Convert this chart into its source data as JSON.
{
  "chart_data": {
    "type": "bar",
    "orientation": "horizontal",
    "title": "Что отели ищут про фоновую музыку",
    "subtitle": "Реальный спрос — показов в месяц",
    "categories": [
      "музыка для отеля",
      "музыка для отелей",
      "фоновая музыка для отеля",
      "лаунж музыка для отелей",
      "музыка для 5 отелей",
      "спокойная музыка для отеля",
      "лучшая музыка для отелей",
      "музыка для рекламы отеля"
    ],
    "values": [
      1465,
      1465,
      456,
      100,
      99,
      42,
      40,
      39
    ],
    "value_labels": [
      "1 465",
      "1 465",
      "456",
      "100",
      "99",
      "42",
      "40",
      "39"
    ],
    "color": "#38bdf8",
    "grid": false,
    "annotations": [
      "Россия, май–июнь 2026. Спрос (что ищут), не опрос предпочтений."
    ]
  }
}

:: Exercise objective ::
Go through the listing above and restate it word for word.

:: Reply to the task ::
Convert this chart into its source data as JSON.
{
  "chart_data": {
    "type": "bar",
    "orientation": "horizontal",
    "title": "Что отели ищут про фоновую музыку",
    "subtitle": "Реальный спрос — показов в месяц",
    "categories": [
      "музыка для отеля",
      "музыка для отелей",
      "фоновая музыка для отеля",
      "лаунж музыка для отелей",
      "музыка для 5 отелей",
      "спокойная музыка для отеля",
      "лучшая музыка для отелей",
      "музыка для рекламы отеля"
    ],
    "values": [
      1465,
      1465,
      456,
      100,
      99,
      42,
      40,
      39
    ],
    "value_labels": [
      "1 465",
      "1 465",
      "456",
      "100",
      "99",
      "42",
      "40",
      "39"
    ],
    "color": "#38bdf8",
    "grid": false,
    "annotations": [
      "Россия, май–июнь 2026. Спрос (что ищут), не опрос предпочтений."
    ]
  }
}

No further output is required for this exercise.